## begin Listing
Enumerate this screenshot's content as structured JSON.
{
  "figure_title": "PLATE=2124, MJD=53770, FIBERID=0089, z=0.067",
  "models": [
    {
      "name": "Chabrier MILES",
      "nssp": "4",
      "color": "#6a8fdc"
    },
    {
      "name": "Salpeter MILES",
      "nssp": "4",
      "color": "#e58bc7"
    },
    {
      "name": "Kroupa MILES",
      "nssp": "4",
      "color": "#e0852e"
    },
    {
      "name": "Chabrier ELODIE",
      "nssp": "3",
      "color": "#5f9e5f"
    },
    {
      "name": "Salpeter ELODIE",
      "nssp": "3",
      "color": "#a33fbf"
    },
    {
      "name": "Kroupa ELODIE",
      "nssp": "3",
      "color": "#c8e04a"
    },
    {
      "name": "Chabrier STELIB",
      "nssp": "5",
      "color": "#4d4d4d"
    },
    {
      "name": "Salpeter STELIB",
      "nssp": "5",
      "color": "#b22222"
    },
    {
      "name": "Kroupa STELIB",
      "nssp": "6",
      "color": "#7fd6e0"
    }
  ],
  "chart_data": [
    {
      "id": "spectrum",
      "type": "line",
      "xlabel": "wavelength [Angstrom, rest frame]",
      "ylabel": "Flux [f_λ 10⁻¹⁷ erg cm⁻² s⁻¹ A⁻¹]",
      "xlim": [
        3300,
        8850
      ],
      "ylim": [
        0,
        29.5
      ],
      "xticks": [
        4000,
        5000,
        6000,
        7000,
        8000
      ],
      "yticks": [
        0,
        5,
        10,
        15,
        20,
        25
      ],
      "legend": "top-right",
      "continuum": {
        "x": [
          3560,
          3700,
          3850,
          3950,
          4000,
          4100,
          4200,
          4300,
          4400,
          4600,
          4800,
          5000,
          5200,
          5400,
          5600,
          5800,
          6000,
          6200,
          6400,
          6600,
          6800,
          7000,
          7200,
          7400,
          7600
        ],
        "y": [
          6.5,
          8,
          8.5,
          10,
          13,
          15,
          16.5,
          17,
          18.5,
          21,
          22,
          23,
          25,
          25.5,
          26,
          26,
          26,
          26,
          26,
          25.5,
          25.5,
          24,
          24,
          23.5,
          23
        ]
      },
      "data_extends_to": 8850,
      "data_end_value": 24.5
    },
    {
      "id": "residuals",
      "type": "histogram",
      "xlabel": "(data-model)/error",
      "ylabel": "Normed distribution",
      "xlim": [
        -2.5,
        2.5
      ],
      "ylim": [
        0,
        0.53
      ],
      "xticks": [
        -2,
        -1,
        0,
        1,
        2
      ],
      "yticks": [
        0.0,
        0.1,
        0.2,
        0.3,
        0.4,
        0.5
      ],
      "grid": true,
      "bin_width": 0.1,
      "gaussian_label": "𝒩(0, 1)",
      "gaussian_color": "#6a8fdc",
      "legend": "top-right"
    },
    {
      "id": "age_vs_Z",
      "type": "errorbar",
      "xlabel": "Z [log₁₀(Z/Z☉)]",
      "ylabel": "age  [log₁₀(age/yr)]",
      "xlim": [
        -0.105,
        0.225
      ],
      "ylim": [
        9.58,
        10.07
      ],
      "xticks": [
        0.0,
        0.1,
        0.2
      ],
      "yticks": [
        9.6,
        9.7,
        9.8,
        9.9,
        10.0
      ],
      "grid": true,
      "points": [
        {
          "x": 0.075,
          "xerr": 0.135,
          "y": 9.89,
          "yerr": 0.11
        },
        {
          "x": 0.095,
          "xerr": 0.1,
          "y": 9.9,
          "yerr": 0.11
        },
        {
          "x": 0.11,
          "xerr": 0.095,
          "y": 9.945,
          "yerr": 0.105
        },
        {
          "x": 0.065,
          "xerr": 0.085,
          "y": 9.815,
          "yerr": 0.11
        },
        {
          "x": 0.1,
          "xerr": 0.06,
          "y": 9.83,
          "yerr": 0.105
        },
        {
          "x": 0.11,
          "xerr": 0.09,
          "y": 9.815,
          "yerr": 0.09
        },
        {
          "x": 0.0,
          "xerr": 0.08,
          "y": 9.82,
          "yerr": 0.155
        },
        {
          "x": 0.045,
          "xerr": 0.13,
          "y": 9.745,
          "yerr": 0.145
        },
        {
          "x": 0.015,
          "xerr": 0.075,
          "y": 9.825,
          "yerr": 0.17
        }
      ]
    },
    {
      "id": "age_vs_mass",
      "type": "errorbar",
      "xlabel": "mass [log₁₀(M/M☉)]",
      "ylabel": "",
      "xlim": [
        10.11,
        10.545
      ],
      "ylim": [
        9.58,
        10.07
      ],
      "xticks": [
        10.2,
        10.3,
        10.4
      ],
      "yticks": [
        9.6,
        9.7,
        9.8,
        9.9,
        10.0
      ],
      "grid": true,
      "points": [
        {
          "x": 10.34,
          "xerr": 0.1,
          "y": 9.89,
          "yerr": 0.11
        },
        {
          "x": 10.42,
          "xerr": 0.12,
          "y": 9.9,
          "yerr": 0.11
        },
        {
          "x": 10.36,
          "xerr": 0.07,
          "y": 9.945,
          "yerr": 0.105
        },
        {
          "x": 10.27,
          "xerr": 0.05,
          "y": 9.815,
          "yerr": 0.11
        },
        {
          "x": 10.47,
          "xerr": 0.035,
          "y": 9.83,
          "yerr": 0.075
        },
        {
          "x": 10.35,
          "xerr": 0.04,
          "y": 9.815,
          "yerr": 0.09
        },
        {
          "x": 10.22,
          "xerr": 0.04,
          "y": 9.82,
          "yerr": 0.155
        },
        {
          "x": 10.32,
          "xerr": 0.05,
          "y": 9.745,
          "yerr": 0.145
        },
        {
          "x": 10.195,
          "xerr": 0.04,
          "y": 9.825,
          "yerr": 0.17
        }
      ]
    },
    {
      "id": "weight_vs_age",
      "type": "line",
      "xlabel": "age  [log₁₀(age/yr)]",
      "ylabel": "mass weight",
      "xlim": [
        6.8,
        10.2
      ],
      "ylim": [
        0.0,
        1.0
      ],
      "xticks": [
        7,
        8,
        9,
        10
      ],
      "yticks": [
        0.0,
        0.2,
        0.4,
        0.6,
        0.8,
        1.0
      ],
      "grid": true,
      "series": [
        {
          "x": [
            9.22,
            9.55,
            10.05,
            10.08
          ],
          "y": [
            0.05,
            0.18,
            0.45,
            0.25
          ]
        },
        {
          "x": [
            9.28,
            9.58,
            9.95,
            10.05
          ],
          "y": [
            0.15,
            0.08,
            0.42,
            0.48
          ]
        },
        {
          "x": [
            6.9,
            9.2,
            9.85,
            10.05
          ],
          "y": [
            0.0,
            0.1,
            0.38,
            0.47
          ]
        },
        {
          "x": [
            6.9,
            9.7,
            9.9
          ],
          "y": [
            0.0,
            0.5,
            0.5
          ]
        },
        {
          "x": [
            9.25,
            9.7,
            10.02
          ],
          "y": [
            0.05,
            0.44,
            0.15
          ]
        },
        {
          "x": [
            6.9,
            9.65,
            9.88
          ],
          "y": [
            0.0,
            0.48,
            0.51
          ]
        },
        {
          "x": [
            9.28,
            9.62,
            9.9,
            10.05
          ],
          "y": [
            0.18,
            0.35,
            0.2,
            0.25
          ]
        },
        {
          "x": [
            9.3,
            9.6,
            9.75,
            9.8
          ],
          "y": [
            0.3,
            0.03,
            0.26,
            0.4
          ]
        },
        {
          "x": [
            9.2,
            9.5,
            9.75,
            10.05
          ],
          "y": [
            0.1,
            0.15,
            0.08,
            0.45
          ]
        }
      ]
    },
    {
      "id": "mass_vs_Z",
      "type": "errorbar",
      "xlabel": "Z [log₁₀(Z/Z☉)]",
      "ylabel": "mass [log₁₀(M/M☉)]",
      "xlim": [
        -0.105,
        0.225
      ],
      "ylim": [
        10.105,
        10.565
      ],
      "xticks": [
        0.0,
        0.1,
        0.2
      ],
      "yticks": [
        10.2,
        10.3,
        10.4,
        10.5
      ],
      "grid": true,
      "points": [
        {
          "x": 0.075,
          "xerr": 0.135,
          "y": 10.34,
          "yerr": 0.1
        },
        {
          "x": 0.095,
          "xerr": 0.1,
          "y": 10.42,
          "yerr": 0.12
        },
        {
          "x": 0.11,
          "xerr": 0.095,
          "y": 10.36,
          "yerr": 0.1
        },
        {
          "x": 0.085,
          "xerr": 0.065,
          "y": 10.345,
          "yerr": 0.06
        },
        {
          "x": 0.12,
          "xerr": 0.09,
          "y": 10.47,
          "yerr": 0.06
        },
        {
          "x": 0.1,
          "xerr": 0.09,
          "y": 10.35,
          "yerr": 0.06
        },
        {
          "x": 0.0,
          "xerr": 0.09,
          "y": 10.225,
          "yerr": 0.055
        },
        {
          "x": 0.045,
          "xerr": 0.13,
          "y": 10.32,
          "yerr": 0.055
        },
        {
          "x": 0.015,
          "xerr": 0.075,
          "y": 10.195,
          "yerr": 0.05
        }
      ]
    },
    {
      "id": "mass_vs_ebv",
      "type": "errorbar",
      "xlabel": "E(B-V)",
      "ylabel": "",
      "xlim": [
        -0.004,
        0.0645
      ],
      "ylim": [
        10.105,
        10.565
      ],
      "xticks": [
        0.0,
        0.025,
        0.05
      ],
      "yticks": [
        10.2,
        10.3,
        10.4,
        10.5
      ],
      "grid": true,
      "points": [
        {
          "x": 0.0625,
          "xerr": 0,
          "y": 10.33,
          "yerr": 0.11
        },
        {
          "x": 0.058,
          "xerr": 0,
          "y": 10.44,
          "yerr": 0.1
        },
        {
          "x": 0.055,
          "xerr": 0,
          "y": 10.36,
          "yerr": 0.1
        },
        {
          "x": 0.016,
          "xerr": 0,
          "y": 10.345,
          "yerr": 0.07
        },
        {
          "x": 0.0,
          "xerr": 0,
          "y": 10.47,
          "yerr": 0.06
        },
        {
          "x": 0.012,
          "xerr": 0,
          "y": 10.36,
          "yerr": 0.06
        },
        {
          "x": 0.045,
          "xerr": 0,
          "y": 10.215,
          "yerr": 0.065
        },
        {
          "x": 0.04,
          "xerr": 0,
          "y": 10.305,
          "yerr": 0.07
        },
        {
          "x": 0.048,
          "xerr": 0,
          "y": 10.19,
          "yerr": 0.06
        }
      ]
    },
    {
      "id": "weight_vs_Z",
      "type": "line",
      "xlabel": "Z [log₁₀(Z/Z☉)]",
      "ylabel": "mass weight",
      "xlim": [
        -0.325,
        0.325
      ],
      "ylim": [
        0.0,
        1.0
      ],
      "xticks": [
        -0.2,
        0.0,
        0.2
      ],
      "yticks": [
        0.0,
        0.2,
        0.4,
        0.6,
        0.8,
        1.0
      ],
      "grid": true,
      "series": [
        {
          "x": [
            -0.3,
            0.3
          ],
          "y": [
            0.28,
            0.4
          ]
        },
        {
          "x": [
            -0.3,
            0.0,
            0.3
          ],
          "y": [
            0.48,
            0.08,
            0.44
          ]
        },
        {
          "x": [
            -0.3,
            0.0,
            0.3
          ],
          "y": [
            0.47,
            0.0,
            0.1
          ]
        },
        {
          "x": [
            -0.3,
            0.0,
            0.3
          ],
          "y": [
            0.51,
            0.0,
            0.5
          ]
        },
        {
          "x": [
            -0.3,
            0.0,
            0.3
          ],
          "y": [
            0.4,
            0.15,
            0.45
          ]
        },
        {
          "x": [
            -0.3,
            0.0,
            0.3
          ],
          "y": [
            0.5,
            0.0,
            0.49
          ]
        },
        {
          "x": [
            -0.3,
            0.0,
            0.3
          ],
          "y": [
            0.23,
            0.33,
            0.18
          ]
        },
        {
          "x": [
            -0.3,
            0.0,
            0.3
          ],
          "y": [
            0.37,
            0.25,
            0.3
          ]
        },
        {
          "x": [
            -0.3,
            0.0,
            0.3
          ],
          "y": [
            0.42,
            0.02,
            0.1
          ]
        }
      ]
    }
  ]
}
## end Listing
What to work on: Check each line of the records for "STELIB" and copy the ones that contain it.

Answer below:
      "name": "Chabrier STELIB",
      "name": "Salpeter STELIB",
      "name": "Kroupa STELIB",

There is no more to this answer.